_Work instructions_. Print all the records exactly, please.

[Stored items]
▬▬▬▬▬▬

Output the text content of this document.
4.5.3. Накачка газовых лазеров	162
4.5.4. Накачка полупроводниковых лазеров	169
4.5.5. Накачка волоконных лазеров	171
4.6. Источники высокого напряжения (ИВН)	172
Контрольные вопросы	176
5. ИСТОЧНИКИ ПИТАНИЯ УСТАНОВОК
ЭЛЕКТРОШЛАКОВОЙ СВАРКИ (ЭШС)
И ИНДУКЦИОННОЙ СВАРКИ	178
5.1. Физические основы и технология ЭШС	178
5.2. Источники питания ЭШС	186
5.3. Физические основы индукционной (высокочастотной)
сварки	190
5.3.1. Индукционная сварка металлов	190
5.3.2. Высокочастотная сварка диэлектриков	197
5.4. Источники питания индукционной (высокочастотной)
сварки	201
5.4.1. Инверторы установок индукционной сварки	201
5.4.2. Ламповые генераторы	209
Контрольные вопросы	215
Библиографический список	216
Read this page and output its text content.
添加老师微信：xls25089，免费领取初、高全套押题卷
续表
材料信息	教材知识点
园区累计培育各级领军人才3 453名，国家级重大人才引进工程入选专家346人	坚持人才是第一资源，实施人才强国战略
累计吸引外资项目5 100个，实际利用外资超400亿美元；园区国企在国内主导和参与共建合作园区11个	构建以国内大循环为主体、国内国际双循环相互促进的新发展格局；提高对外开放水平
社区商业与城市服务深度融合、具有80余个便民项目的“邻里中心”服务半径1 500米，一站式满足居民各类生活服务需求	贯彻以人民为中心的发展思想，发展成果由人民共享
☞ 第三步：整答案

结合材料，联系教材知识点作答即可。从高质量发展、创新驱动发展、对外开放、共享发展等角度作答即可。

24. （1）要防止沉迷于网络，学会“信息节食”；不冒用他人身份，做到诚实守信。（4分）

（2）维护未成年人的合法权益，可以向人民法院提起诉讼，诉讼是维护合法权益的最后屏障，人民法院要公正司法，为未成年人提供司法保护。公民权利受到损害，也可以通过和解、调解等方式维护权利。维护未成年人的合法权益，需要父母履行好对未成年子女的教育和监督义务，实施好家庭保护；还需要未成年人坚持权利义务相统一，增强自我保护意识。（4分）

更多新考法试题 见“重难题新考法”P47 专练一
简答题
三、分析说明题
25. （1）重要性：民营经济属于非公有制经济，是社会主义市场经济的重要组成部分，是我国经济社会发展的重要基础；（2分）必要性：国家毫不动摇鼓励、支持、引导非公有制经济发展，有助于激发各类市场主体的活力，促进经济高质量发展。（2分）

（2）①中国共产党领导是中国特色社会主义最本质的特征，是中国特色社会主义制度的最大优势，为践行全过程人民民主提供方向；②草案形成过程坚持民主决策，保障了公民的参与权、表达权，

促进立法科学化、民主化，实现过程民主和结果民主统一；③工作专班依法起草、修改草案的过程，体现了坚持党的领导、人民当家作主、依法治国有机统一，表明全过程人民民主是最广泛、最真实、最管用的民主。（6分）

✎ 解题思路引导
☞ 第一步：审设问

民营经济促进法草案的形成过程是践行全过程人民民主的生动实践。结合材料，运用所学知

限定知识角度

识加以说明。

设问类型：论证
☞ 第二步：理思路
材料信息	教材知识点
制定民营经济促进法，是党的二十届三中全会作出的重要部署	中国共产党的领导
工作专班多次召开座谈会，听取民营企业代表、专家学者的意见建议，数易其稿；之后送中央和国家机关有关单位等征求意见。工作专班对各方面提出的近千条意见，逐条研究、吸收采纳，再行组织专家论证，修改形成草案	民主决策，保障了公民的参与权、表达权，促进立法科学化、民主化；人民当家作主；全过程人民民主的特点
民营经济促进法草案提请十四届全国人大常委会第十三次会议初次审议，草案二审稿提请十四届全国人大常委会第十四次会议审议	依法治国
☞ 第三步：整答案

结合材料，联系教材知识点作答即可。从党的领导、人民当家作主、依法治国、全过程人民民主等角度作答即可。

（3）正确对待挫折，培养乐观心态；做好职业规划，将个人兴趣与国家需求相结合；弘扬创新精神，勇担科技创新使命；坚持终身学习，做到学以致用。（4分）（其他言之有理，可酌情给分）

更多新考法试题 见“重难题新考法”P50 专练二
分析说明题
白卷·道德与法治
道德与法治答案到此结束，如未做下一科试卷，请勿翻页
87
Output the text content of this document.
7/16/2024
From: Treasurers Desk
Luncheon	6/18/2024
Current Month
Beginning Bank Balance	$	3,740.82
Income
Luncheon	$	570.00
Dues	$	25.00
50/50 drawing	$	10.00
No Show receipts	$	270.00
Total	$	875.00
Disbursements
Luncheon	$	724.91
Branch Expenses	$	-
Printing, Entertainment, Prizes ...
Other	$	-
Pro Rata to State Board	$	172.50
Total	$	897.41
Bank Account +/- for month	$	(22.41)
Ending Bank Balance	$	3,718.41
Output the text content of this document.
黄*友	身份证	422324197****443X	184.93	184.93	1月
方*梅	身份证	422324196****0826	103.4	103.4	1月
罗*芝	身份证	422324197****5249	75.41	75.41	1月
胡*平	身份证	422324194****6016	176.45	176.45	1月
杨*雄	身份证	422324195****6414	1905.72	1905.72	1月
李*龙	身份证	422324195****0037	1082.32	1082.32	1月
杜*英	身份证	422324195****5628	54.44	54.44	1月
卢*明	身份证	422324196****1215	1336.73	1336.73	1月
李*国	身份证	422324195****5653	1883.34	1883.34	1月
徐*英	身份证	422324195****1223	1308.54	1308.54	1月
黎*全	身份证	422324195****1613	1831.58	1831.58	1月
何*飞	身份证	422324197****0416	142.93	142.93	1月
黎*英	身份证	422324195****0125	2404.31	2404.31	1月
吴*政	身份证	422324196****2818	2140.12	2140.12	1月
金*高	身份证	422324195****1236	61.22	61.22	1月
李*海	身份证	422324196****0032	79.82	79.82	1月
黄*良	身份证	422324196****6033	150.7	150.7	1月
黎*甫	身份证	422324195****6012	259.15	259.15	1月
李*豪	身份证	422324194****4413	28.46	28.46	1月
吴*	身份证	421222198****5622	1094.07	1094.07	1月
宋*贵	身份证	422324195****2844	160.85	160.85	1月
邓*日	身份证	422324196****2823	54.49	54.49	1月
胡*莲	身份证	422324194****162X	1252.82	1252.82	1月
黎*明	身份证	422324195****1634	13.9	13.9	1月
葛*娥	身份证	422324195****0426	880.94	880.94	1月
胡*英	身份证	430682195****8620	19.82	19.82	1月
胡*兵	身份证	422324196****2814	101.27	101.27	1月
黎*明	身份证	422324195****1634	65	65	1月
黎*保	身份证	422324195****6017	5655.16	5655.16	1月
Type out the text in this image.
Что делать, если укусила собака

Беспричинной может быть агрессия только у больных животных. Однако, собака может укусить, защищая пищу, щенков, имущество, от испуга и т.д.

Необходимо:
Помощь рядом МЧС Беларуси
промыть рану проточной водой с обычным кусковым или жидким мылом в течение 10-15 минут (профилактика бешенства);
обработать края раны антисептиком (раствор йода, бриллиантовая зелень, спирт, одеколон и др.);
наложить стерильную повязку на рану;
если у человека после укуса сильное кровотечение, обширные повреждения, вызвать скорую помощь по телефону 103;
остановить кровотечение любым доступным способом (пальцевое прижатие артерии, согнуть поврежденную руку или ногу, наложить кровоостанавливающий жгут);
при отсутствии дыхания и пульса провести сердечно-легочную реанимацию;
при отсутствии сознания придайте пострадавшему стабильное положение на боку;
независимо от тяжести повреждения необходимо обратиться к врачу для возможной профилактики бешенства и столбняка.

▬▬▬▬▬▬

_Result_.
Output the text content of this document.
4.5.3. Накачка газовых лазеров	162
4.5.4. Накачка полупроводниковых лазеров	169
4.5.5. Накачка волоконных лазеров	171
4.6. Источники высокого напряжения (ИВН)	172
Контрольные вопросы	176
5. ИСТОЧНИКИ ПИТАНИЯ УСТАНОВОК
ЭЛЕКТРОШЛАКОВОЙ СВАРКИ (ЭШС)
И ИНДУКЦИОННОЙ СВАРКИ	178
5.1. Физические основы и технология ЭШС	178
5.2. Источники питания ЭШС	186
5.3. Физические основы индукционной (высокочастотной)
сварки	190
5.3.1. Индукционная сварка металлов	190
5.3.2. Высокочастотная сварка диэлектриков	197
5.4. Источники питания индукционной (высокочастотной)
сварки	201
5.4.1. Инверторы установок индукционной сварки	201
5.4.2. Ламповые генераторы	209
Контрольные вопросы	215
Библиографический список	216
Read this page and output its text content.
添加老师微信：xls25089，免费领取初、高全套押题卷
续表
材料信息	教材知识点
园区累计培育各级领军人才3 453名，国家级重大人才引进工程入选专家346人	坚持人才是第一资源，实施人才强国战略
累计吸引外资项目5 100个，实际利用外资超400亿美元；园区国企在国内主导和参与共建合作园区11个	构建以国内大循环为主体、国内国际双循环相互促进的新发展格局；提高对外开放水平
社区商业与城市服务深度融合、具有80余个便民项目的“邻里中心”服务半径1 500米，一站式满足居民各类生活服务需求	贯彻以人民为中心的发展思想，发展成果由人民共享
☞ 第三步：整答案

结合材料，联系教材知识点作答即可。从高质量发展、创新驱动发展、对外开放、共享发展等角度作答即可。

24. （1）要防止沉迷于网络，学会“信息节食”；不冒用他人身份，做到诚实守信。（4分）

（2）维护未成年人的合法权益，可以向人民法院提起诉讼，诉讼是维护合法权益的最后屏障，人民法院要公正司法，为未成年人提供司法保护。公民权利受到损害，也可以通过和解、调解等方式维护权利。维护未成年人的合法权益，需要父母履行好对未成年子女的教育和监督义务，实施好家庭保护；还需要未成年人坚持权利义务相统一，增强自我保护意识。（4分）

更多新考法试题 见“重难题新考法”P47 专练一
简答题
三、分析说明题
25. （1）重要性：民营经济属于非公有制经济，是社会主义市场经济的重要组成部分，是我国经济社会发展的重要基础；（2分）必要性：国家毫不动摇鼓励、支持、引导非公有制经济发展，有助于激发各类市场主体的活力，促进经济高质量发展。（2分）

（2）①中国共产党领导是中国特色社会主义最本质的特征，是中国特色社会主义制度的最大优势，为践行全过程人民民主提供方向；②草案形成过程坚持民主决策，保障了公民的参与权、表达权，

促进立法科学化、民主化，实现过程民主和结果民主统一；③工作专班依法起草、修改草案的过程，体现了坚持党的领导、人民当家作主、依法治国有机统一，表明全过程人民民主是最广泛、最真实、最管用的民主。（6分）

✎ 解题思路引导
☞ 第一步：审设问

民营经济促进法草案的形成过程是践行全过程人民民主的生动实践。结合材料，运用所学知

限定知识角度

识加以说明。

设问类型：论证
☞ 第二步：理思路
材料信息	教材知识点
制定民营经济促进法，是党的二十届三中全会作出的重要部署	中国共产党的领导
工作专班多次召开座谈会，听取民营企业代表、专家学者的意见建议，数易其稿；之后送中央和国家机关有关单位等征求意见。工作专班对各方面提出的近千条意见，逐条研究、吸收采纳，再行组织专家论证，修改形成草案	民主决策，保障了公民的参与权、表达权，促进立法科学化、民主化；人民当家作主；全过程人民民主的特点
民营经济促进法草案提请十四届全国人大常委会第十三次会议初次审议，草案二审稿提请十四届全国人大常委会第十四次会议审议	依法治国
☞ 第三步：整答案

结合材料，联系教材知识点作答即可。从党的领导、人民当家作主、依法治国、全过程人民民主等角度作答即可。

（3）正确对待挫折，培养乐观心态；做好职业规划，将个人兴趣与国家需求相结合；弘扬创新精神，勇担科技创新使命；坚持终身学习，做到学以致用。（4分）（其他言之有理，可酌情给分）

更多新考法试题 见“重难题新考法”P50 专练二
分析说明题
白卷·道德与法治
道德与法治答案到此结束，如未做下一科试卷，请勿翻页
87
Output the text content of this document.
7/16/2024
From: Treasurers Desk
Luncheon	6/18/2024
Current Month
Beginning Bank Balance	$	3,740.82
Income
Luncheon	$	570.00
Dues	$	25.00
50/50 drawing	$	10.00
No Show receipts	$	270.00
Total	$	875.00
Disbursements
Luncheon	$	724.91
Branch Expenses	$	-
Printing, Entertainment, Prizes ...
Other	$	-
Pro Rata to State Board	$	172.50
Total	$	897.41
Bank Account +/- for month	$	(22.41)
Ending Bank Balance	$	3,718.41
Output the text content of this document.
黄*友	身份证	422324197****443X	184.93	184.93	1月
方*梅	身份证	422324196****0826	103.4	103.4	1月
罗*芝	身份证	422324197****5249	75.41	75.41	1月
胡*平	身份证	422324194****6016	176.45	176.45	1月
杨*雄	身份证	422324195****6414	1905.72	1905.72	1月
李*龙	身份证	422324195****0037	1082.32	1082.32	1月
杜*英	身份证	422324195****5628	54.44	54.44	1月
卢*明	身份证	422324196****1215	1336.73	1336.73	1月
李*国	身份证	422324195****5653	1883.34	1883.34	1月
徐*英	身份证	422324195****1223	1308.54	1308.54	1月
黎*全	身份证	422324195****1613	1831.58	1831.58	1月
何*飞	身份证	422324197****0416	142.93	142.93	1月
黎*英	身份证	422324195****0125	2404.31	2404.31	1月
吴*政	身份证	422324196****2818	2140.12	2140.12	1月
金*高	身份证	422324195****1236	61.22	61.22	1月
李*海	身份证	422324196****0032	79.82	79.82	1月
黄*良	身份证	422324196****6033	150.7	150.7	1月
黎*甫	身份证	422324195****6012	259.15	259.15	1月
李*豪	身份证	422324194****4413	28.46	28.46	1月
吴*	身份证	421222198****5622	1094.07	1094.07	1月
宋*贵	身份证	422324195****2844	160.85	160.85	1月
邓*日	身份证	422324196****2823	54.49	54.49	1月
胡*莲	身份证	422324194****162X	1252.82	1252.82	1月
黎*明	身份证	422324195****1634	13.9	13.9	1月
葛*娥	身份证	422324195****0426	880.94	880.94	1月
胡*英	身份证	430682195****8620	19.82	19.82	1月
胡*兵	身份证	422324196****2814	101.27	101.27	1月
黎*明	身份证	422324195****1634	65	65	1月
黎*保	身份证	422324195****6017	5655.16	5655.16	1月
Type out the text in this image.
Что делать, если укусила собака

Беспричинной может быть агрессия только у больных животных. Однако, собака может укусить, защищая пищу, щенков, имущество, от испуга и т.д.

Необходимо:
Помощь рядом МЧС Беларуси
промыть рану проточной водой с обычным кусковым или жидким мылом в течение 10-15 минут (профилактика бешенства);
обработать края раны антисептиком (раствор йода, бриллиантовая зелень, спирт, одеколон и др.);
наложить стерильную повязку на рану;
если у человека после укуса сильное кровотечение, обширные повреждения, вызвать скорую помощь по телефону 103;
остановить кровотечение любым доступным способом (пальцевое прижатие артерии, согнуть поврежденную руку или ногу, наложить кровоостанавливающий жгут);
при отсутствии дыхания и пульса провести сердечно-легочную реанимацию;
при отсутствии сознания придайте пострадавшему стабильное положение на боку;
независимо от тяжести повреждения необходимо обратиться к врачу для возможной профилактики бешенства и столбняка.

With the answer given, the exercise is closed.